● **STATED EXERCISE**
Do not include the pictures; repeat the rest of the data exactly.

● **Records from a collection of figures**
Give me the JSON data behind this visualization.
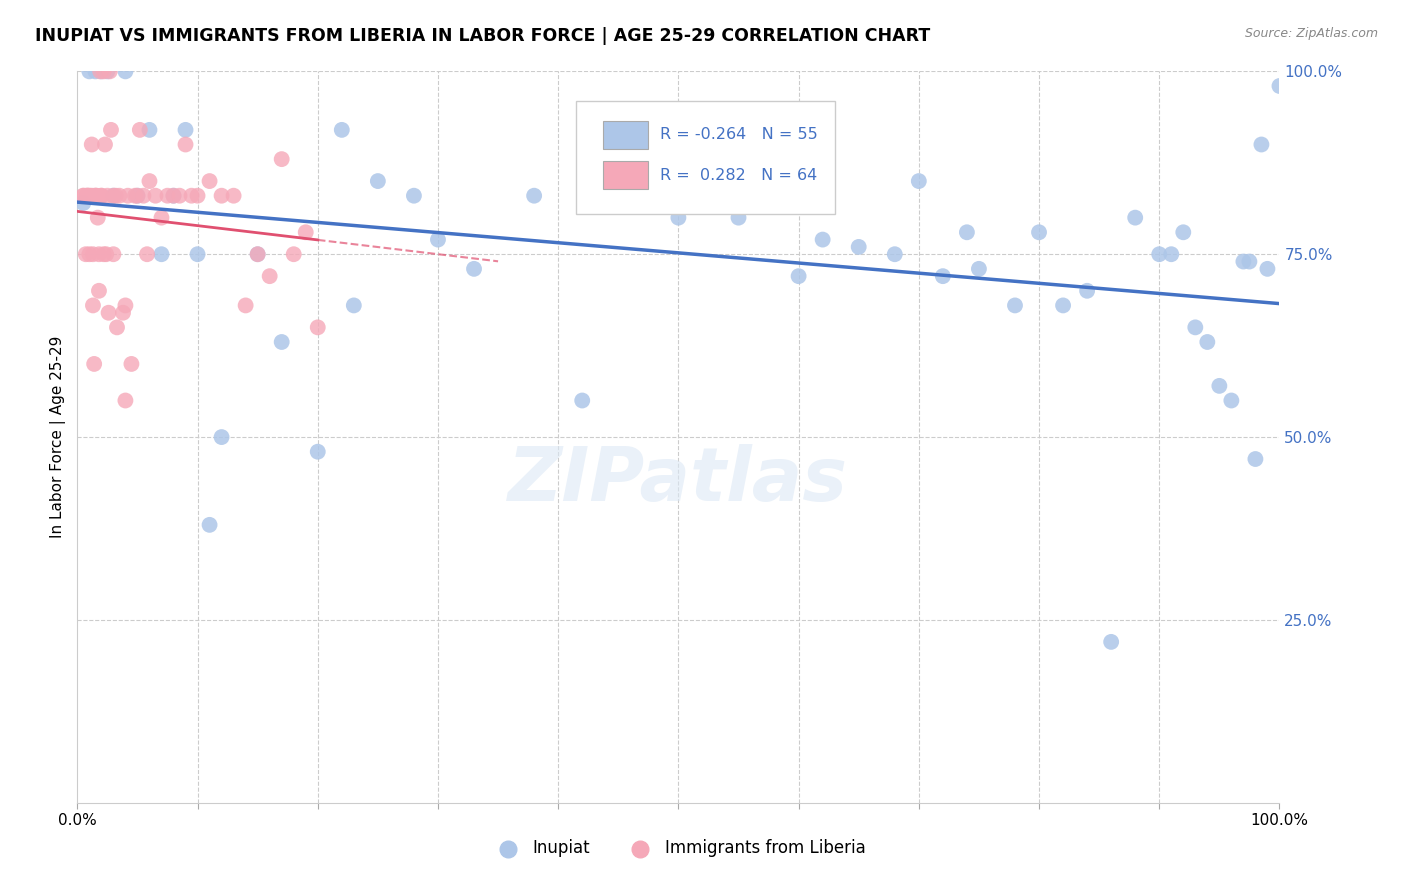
{
  "title": "INUPIAT VS IMMIGRANTS FROM LIBERIA IN LABOR FORCE | AGE 25-29 CORRELATION CHART",
  "source": "Source: ZipAtlas.com",
  "ylabel": "In Labor Force | Age 25-29",
  "legend_label1": "Inupiat",
  "legend_label2": "Immigrants from Liberia",
  "R1": -0.264,
  "N1": 55,
  "R2": 0.282,
  "N2": 64,
  "color_blue": "#adc6e8",
  "color_pink": "#f5a8b8",
  "line_blue": "#4472c4",
  "line_pink": "#e05070",
  "blue_x": [
    0.005,
    0.01,
    0.015,
    0.02,
    0.025,
    0.03,
    0.04,
    0.05,
    0.06,
    0.07,
    0.08,
    0.09,
    0.1,
    0.11,
    0.12,
    0.15,
    0.17,
    0.2,
    0.22,
    0.23,
    0.25,
    0.28,
    0.3,
    0.33,
    0.38,
    0.42,
    0.5,
    0.55,
    0.6,
    0.62,
    0.65,
    0.68,
    0.7,
    0.72,
    0.74,
    0.75,
    0.78,
    0.8,
    0.82,
    0.84,
    0.86,
    0.88,
    0.9,
    0.91,
    0.92,
    0.93,
    0.94,
    0.95,
    0.96,
    0.97,
    0.975,
    0.98,
    0.985,
    0.99,
    1.0
  ],
  "blue_y": [
    0.82,
    1.0,
    1.0,
    1.0,
    1.0,
    0.83,
    1.0,
    0.83,
    0.92,
    0.75,
    0.83,
    0.92,
    0.75,
    0.38,
    0.5,
    0.75,
    0.63,
    0.48,
    0.92,
    0.68,
    0.85,
    0.83,
    0.77,
    0.73,
    0.83,
    0.55,
    0.8,
    0.8,
    0.72,
    0.77,
    0.76,
    0.75,
    0.85,
    0.72,
    0.78,
    0.73,
    0.68,
    0.78,
    0.68,
    0.7,
    0.22,
    0.8,
    0.75,
    0.75,
    0.78,
    0.65,
    0.63,
    0.57,
    0.55,
    0.74,
    0.74,
    0.47,
    0.9,
    0.73,
    0.98
  ],
  "pink_x": [
    0.005,
    0.005,
    0.007,
    0.008,
    0.008,
    0.009,
    0.01,
    0.01,
    0.012,
    0.012,
    0.013,
    0.013,
    0.014,
    0.015,
    0.015,
    0.016,
    0.017,
    0.018,
    0.018,
    0.019,
    0.02,
    0.02,
    0.022,
    0.022,
    0.023,
    0.024,
    0.025,
    0.026,
    0.027,
    0.028,
    0.03,
    0.03,
    0.032,
    0.033,
    0.035,
    0.038,
    0.04,
    0.04,
    0.042,
    0.045,
    0.048,
    0.05,
    0.052,
    0.055,
    0.058,
    0.06,
    0.065,
    0.07,
    0.075,
    0.08,
    0.085,
    0.09,
    0.095,
    0.1,
    0.11,
    0.12,
    0.13,
    0.14,
    0.15,
    0.16,
    0.17,
    0.18,
    0.19,
    0.2
  ],
  "pink_y": [
    0.83,
    0.83,
    0.75,
    0.83,
    0.83,
    0.83,
    0.83,
    0.75,
    0.9,
    0.83,
    0.75,
    0.68,
    0.6,
    0.83,
    0.83,
    0.83,
    0.8,
    0.75,
    0.7,
    1.0,
    0.83,
    0.83,
    0.75,
    1.0,
    0.9,
    0.75,
    0.83,
    0.67,
    1.0,
    0.92,
    0.83,
    0.75,
    0.83,
    0.65,
    0.83,
    0.67,
    0.68,
    0.55,
    0.83,
    0.6,
    0.83,
    0.83,
    0.92,
    0.83,
    0.75,
    0.85,
    0.83,
    0.8,
    0.83,
    0.83,
    0.83,
    0.9,
    0.83,
    0.83,
    0.85,
    0.83,
    0.83,
    0.68,
    0.75,
    0.72,
    0.88,
    0.75,
    0.78,
    0.65
  ]
}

● **RESULT OF THIS EXERCISE**
Give me the JSON data behind this visualization.
{
  "title": "INUPIAT VS IMMIGRANTS FROM LIBERIA IN LABOR FORCE | AGE 25-29 CORRELATION CHART",
  "source": "Source: ZipAtlas.com",
  "ylabel": "In Labor Force | Age 25-29",
  "legend_label1": "Inupiat",
  "legend_label2": "Immigrants from Liberia",
  "R1": -0.264,
  "N1": 55,
  "R2": 0.282,
  "N2": 64,
  "color_blue": "#adc6e8",
  "color_pink": "#f5a8b8",
  "line_blue": "#4472c4",
  "line_pink": "#e05070",
  "blue_x": [
    0.005,
    0.01,
    0.015,
    0.02,
    0.025,
    0.03,
    0.04,
    0.05,
    0.06,
    0.07,
    0.08,
    0.09,
    0.1,
    0.11,
    0.12,
    0.15,
    0.17,
    0.2,
    0.22,
    0.23,
    0.25,
    0.28,
    0.3,
    0.33,
    0.38,
    0.42,
    0.5,
    0.55,
    0.6,
    0.62,
    0.65,
    0.68,
    0.7,
    0.72,
    0.74,
    0.75,
    0.78,
    0.8,
    0.82,
    0.84,
    0.86,
    0.88,
    0.9,
    0.91,
    0.92,
    0.93,
    0.94,
    0.95,
    0.96,
    0.97,
    0.975,
    0.98,
    0.985,
    0.99,
    1.0
  ],
  "blue_y": [
    0.82,
    1.0,
    1.0,
    1.0,
    1.0,
    0.83,
    1.0,
    0.83,
    0.92,
    0.75,
    0.83,
    0.92,
    0.75,
    0.38,
    0.5,
    0.75,
    0.63,
    0.48,
    0.92,
    0.68,
    0.85,
    0.83,
    0.77,
    0.73,
    0.83,
    0.55,
    0.8,
    0.8,
    0.72,
    0.77,
    0.76,
    0.75,
    0.85,
    0.72,
    0.78,
    0.73,
    0.68,
    0.78,
    0.68,
    0.7,
    0.22,
    0.8,
    0.75,
    0.75,
    0.78,
    0.65,
    0.63,
    0.57,
    0.55,
    0.74,
    0.74,
    0.47,
    0.9,
    0.73,
    0.98
  ],
  "pink_x": [
    0.005,
    0.005,
    0.007,
    0.008,
    0.008,
    0.009,
    0.01,
    0.01,
    0.012,
    0.012,
    0.013,
    0.013,
    0.014,
    0.015,
    0.015,
    0.016,
    0.017,
    0.018,
    0.018,
    0.019,
    0.02,
    0.02,
    0.022,
    0.022,
    0.023,
    0.024,
    0.025,
    0.026,
    0.027,
    0.028,
    0.03,
    0.03,
    0.032,
    0.033,
    0.035,
    0.038,
    0.04,
    0.04,
    0.042,
    0.045,
    0.048,
    0.05,
    0.052,
    0.055,
    0.058,
    0.06,
    0.065,
    0.07,
    0.075,
    0.08,
    0.085,
    0.09,
    0.095,
    0.1,
    0.11,
    0.12,
    0.13,
    0.14,
    0.15,
    0.16,
    0.17,
    0.18,
    0.19,
    0.2
  ],
  "pink_y": [
    0.83,
    0.83,
    0.75,
    0.83,
    0.83,
    0.83,
    0.83,
    0.75,
    0.9,
    0.83,
    0.75,
    0.68,
    0.6,
    0.83,
    0.83,
    0.83,
    0.8,
    0.75,
    0.7,
    1.0,
    0.83,
    0.83,
    0.75,
    1.0,
    0.9,
    0.75,
    0.83,
    0.67,
    1.0,
    0.92,
    0.83,
    0.75,
    0.83,
    0.65,
    0.83,
    0.67,
    0.68,
    0.55,
    0.83,
    0.6,
    0.83,
    0.83,
    0.92,
    0.83,
    0.75,
    0.85,
    0.83,
    0.8,
    0.83,
    0.83,
    0.83,
    0.9,
    0.83,
    0.83,
    0.85,
    0.83,
    0.83,
    0.68,
    0.75,
    0.72,
    0.88,
    0.75,
    0.78,
    0.65
  ]
}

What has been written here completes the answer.